* _WHAT YOU SHOULD DO_: All lines featuring the string "como" are to be listed.

╭─ AVAILABLE RECORDS

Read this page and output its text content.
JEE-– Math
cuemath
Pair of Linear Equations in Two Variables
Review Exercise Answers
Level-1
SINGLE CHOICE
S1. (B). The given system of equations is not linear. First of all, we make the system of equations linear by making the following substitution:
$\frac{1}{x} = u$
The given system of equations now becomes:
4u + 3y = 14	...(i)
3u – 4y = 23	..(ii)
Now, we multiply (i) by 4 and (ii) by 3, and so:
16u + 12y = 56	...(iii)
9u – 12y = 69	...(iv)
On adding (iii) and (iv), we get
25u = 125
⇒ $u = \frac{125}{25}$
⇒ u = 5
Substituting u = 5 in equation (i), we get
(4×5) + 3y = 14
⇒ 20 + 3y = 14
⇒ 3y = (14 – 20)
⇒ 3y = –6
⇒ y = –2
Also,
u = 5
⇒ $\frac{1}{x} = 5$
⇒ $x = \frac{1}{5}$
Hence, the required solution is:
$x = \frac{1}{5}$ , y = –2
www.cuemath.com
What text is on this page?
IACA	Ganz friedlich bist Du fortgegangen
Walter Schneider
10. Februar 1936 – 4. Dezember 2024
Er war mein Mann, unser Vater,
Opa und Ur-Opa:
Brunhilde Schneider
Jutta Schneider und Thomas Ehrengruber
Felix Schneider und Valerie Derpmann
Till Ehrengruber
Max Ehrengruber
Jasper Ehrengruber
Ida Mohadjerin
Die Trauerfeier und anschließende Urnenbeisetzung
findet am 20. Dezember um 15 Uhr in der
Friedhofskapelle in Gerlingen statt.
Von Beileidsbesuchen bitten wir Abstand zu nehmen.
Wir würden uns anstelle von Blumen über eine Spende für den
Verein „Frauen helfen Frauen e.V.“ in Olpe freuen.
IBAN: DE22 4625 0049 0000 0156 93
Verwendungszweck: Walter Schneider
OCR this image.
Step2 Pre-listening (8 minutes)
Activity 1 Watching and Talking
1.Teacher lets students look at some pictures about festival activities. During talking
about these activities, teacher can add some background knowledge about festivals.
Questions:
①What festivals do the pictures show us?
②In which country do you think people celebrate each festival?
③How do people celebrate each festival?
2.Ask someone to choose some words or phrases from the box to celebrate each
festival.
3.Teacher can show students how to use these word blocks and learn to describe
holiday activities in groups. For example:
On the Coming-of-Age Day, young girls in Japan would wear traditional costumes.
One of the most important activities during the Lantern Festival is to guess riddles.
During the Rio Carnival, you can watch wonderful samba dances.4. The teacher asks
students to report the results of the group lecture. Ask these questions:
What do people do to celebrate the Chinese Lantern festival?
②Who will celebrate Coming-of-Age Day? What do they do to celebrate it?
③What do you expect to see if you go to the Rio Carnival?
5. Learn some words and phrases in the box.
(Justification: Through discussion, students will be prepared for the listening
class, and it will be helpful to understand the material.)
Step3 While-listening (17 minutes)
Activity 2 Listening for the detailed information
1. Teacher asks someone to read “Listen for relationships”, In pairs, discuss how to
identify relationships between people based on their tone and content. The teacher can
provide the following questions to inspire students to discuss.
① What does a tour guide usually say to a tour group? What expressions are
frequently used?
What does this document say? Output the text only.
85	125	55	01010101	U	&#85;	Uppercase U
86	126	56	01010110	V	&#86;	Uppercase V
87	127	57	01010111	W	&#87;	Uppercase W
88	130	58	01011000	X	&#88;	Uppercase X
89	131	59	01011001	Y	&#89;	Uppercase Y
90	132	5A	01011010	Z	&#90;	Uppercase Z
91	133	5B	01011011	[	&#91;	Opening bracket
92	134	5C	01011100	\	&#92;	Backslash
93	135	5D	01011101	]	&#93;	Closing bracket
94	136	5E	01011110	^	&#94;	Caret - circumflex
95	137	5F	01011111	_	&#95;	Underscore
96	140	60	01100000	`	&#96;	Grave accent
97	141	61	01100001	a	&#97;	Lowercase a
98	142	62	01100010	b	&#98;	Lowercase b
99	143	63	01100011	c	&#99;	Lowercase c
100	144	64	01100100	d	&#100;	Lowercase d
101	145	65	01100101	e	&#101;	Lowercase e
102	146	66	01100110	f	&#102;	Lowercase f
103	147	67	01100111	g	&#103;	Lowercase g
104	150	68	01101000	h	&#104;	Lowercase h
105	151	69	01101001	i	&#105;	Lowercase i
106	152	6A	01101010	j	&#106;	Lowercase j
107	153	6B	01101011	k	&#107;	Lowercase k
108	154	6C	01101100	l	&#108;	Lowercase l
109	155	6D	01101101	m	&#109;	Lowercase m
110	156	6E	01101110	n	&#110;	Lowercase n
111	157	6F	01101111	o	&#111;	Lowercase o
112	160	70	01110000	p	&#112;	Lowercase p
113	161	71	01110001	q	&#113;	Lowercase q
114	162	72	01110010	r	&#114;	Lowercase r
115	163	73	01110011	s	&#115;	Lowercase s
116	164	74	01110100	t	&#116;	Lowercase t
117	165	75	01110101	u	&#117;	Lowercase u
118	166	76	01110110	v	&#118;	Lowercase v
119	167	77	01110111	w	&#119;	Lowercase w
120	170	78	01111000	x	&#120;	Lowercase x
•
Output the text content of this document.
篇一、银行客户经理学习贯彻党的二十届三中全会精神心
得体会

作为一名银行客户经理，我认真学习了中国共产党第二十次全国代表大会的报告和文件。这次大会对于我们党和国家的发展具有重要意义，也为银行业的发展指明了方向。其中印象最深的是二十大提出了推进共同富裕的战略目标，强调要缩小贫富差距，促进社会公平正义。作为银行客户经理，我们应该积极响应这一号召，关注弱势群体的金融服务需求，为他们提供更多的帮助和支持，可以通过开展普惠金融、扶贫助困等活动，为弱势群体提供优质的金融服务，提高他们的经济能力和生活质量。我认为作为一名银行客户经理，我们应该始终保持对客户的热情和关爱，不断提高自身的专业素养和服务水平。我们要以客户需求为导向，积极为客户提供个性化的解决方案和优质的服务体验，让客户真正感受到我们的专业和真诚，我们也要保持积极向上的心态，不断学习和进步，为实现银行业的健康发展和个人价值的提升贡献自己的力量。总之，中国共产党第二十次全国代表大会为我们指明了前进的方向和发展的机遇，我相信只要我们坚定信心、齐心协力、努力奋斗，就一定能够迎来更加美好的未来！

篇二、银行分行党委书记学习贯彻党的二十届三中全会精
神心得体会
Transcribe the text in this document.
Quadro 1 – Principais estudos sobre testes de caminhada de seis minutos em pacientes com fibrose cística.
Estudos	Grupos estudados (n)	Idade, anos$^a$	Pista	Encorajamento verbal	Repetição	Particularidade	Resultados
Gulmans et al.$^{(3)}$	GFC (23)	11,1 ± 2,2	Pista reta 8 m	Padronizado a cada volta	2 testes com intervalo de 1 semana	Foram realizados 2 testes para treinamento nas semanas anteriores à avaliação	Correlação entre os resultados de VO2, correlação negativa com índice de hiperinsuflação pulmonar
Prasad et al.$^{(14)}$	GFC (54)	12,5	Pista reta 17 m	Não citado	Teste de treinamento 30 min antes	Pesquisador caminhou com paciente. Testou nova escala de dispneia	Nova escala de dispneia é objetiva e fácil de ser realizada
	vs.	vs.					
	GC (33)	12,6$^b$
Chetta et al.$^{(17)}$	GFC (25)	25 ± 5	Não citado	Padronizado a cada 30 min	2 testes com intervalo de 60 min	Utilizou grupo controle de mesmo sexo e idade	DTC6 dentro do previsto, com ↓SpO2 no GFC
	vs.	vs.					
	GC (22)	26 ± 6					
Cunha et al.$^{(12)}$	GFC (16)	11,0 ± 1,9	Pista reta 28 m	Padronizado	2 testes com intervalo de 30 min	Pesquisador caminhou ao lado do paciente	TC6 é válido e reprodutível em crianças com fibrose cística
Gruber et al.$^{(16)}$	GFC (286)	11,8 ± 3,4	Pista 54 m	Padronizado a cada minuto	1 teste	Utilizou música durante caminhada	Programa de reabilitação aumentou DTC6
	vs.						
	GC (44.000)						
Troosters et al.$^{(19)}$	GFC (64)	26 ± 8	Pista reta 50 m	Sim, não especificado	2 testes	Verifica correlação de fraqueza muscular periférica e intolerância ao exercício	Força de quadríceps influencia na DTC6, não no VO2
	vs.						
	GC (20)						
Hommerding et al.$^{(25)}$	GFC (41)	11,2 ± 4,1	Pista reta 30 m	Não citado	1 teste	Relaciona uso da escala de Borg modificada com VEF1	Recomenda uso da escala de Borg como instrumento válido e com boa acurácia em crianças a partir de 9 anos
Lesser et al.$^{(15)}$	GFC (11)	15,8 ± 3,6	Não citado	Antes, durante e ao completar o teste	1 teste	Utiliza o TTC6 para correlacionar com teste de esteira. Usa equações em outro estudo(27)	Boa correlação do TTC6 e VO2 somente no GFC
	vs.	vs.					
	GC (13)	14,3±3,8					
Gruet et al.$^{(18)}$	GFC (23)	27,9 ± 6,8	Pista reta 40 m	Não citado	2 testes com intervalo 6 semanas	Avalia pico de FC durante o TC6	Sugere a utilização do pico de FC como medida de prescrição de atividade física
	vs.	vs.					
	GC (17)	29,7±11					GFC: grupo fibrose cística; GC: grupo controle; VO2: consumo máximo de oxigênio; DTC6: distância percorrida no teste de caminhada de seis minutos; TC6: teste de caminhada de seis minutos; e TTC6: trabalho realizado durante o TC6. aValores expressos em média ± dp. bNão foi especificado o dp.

╰─

* _ANSWER FOR THIS EXERCISE_:
Hommerding et al.$^{(25)}$	GFC (41)	11,2 ± 4,1	Pista reta 30 m	Não citado	1 teste	Relaciona uso da escala de Borg modificada com VEF1	Recomenda uso da escala de Borg como instrumento válido e com boa acurácia em crianças a partir de 9 anos
Gruet et al.$^{(18)}$	GFC (23)	27,9 ± 6,8	Pista reta 40 m	Não citado	2 testes com intervalo 6 semanas	Avalia pico de FC durante o TC6	Sugere a utilização do pico de FC como medida de prescrição de atividade física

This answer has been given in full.